What is needed
Give the data below again exactly as written, without its pictures.

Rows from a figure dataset

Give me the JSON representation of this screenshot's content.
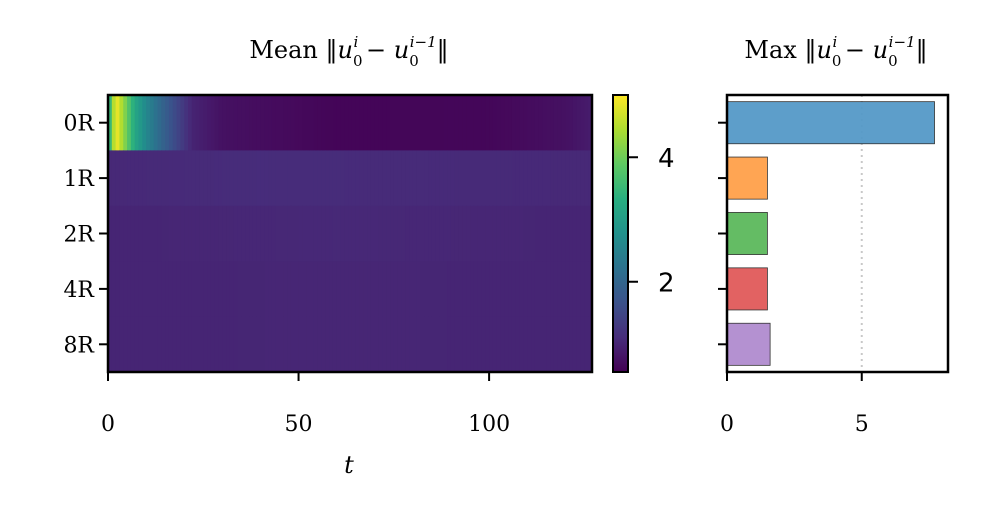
{
  "chart_data": [
    {
      "type": "heatmap",
      "title": "Mean ‖u₀ⁱ − u₀ⁱ⁻¹‖",
      "title_parts": {
        "prefix": "Mean ",
        "norm": "‖",
        "base": "u",
        "sub": "0",
        "sup_a": "i",
        "minus": " − ",
        "sup_b": "i−1"
      },
      "xlabel": "t",
      "ylabel": "",
      "rows": [
        "0R",
        "1R",
        "2R",
        "4R",
        "8R"
      ],
      "x_range": [
        0,
        127
      ],
      "xticks": [
        "0",
        "50",
        "100"
      ],
      "xtick_values": [
        0,
        50,
        100
      ],
      "colormap": "viridis",
      "color_range": [
        0.55,
        5.0
      ],
      "colorbar_ticks": [
        "2",
        "4"
      ],
      "colorbar_tick_values": [
        2,
        4
      ],
      "series": [
        {
          "row": "0R",
          "profile": [
            {
              "t": 0,
              "value": 3.0
            },
            {
              "t": 2,
              "value": 5.0
            },
            {
              "t": 4,
              "value": 4.3
            },
            {
              "t": 7,
              "value": 3.2
            },
            {
              "t": 10,
              "value": 2.6
            },
            {
              "t": 14,
              "value": 2.0
            },
            {
              "t": 18,
              "value": 1.5
            },
            {
              "t": 22,
              "value": 1.0
            },
            {
              "t": 30,
              "value": 0.75
            },
            {
              "t": 60,
              "value": 0.6
            },
            {
              "t": 100,
              "value": 0.62
            },
            {
              "t": 120,
              "value": 0.75
            },
            {
              "t": 127,
              "value": 0.9
            }
          ]
        },
        {
          "row": "1R",
          "profile": [
            {
              "t": 0,
              "value": 1.05
            },
            {
              "t": 40,
              "value": 1.1
            },
            {
              "t": 127,
              "value": 1.05
            }
          ]
        },
        {
          "row": "2R",
          "profile": [
            {
              "t": 0,
              "value": 1.0
            },
            {
              "t": 60,
              "value": 1.05
            },
            {
              "t": 127,
              "value": 1.0
            }
          ]
        },
        {
          "row": "4R",
          "profile": [
            {
              "t": 0,
              "value": 1.0
            },
            {
              "t": 60,
              "value": 1.02
            },
            {
              "t": 127,
              "value": 1.0
            }
          ]
        },
        {
          "row": "8R",
          "profile": [
            {
              "t": 0,
              "value": 1.0
            },
            {
              "t": 60,
              "value": 1.02
            },
            {
              "t": 127,
              "value": 1.0
            }
          ]
        }
      ]
    },
    {
      "type": "bar",
      "orientation": "horizontal",
      "title": "Max ‖u₀ⁱ − u₀ⁱ⁻¹‖",
      "title_parts": {
        "prefix": "Max ",
        "norm": "‖",
        "base": "u",
        "sub": "0",
        "sup_a": "i",
        "minus": " − ",
        "sup_b": "i−1"
      },
      "categories": [
        "0R",
        "1R",
        "2R",
        "4R",
        "8R"
      ],
      "values": [
        7.7,
        1.5,
        1.5,
        1.5,
        1.6
      ],
      "colors": [
        "#5499c7",
        "#ffa04a",
        "#5cb85c",
        "#e05a5a",
        "#b08bcf"
      ],
      "xlim": [
        0,
        8.2
      ],
      "xticks": [
        "0",
        "5"
      ],
      "xtick_values": [
        0,
        5
      ],
      "reference_line": {
        "x": 5,
        "style": "dotted"
      }
    }
  ]
}
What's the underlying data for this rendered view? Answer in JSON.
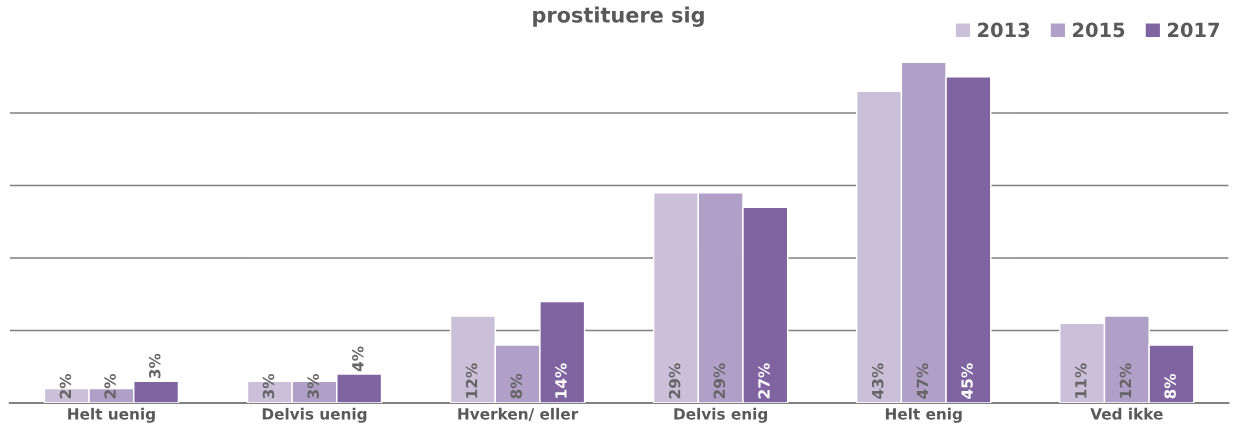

Answer for this exercise
Give me the JSON representation of this screenshot's content.
{
  "chart_data": [
    {
      "type": "heatmap",
      "title": "Mean ‖u₀ⁱ − u₀ⁱ⁻¹‖",
      "title_parts": {
        "prefix": "Mean ",
        "norm": "‖",
        "base": "u",
        "sub": "0",
        "sup_a": "i",
        "minus": " − ",
        "sup_b": "i−1"
      },
      "xlabel": "t",
      "ylabel": "",
      "rows": [
        "0R",
        "1R",
        "2R",
        "4R",
        "8R"
      ],
      "x_range": [
        0,
        127
      ],
      "xticks": [
        "0",
        "50",
        "100"
      ],
      "xtick_values": [
        0,
        50,
        100
      ],
      "colormap": "viridis",
      "color_range": [
        0.55,
        5.0
      ],
      "colorbar_ticks": [
        "2",
        "4"
      ],
      "colorbar_tick_values": [
        2,
        4
      ],
      "series": [
        {
          "row": "0R",
          "profile": [
            {
              "t": 0,
              "value": 3.0
            },
            {
              "t": 2,
              "value": 5.0
            },
            {
              "t": 4,
              "value": 4.3
            },
            {
              "t": 7,
              "value": 3.2
            },
            {
              "t": 10,
              "value": 2.6
            },
            {
              "t": 14,
              "value": 2.0
            },
            {
              "t": 18,
              "value": 1.5
            },
            {
              "t": 22,
              "value": 1.0
            },
            {
              "t": 30,
              "value": 0.75
            },
            {
              "t": 60,
              "value": 0.6
            },
            {
              "t": 100,
              "value": 0.62
            },
            {
              "t": 120,
              "value": 0.75
            },
            {
              "t": 127,
              "value": 0.9
            }
          ]
        },
        {
          "row": "1R",
          "profile": [
            {
              "t": 0,
              "value": 1.05
            },
            {
              "t": 40,
              "value": 1.1
            },
            {
              "t": 127,
              "value": 1.05
            }
          ]
        },
        {
          "row": "2R",
          "profile": [
            {
              "t": 0,
              "value": 1.0
            },
            {
              "t": 60,
              "value": 1.05
            },
            {
              "t": 127,
              "value": 1.0
            }
          ]
        },
        {
          "row": "4R",
          "profile": [
            {
              "t": 0,
              "value": 1.0
            },
            {
              "t": 60,
              "value": 1.02
            },
            {
              "t": 127,
              "value": 1.0
            }
          ]
        },
        {
          "row": "8R",
          "profile": [
            {
              "t": 0,
              "value": 1.0
            },
            {
              "t": 60,
              "value": 1.02
            },
            {
              "t": 127,
              "value": 1.0
            }
          ]
        }
      ]
    },
    {
      "type": "bar",
      "orientation": "horizontal",
      "title": "Max ‖u₀ⁱ − u₀ⁱ⁻¹‖",
      "title_parts": {
        "prefix": "Max ",
        "norm": "‖",
        "base": "u",
        "sub": "0",
        "sup_a": "i",
        "minus": " − ",
        "sup_b": "i−1"
      },
      "categories": [
        "0R",
        "1R",
        "2R",
        "4R",
        "8R"
      ],
      "values": [
        7.7,
        1.5,
        1.5,
        1.5,
        1.6
      ],
      "colors": [
        "#5499c7",
        "#ffa04a",
        "#5cb85c",
        "#e05a5a",
        "#b08bcf"
      ],
      "xlim": [
        0,
        8.2
      ],
      "xticks": [
        "0",
        "5"
      ],
      "xtick_values": [
        0,
        5
      ],
      "reference_line": {
        "x": 5,
        "style": "dotted"
      }
    }
  ]
}
What's the underlying data for this rendered view? Answer in JSON.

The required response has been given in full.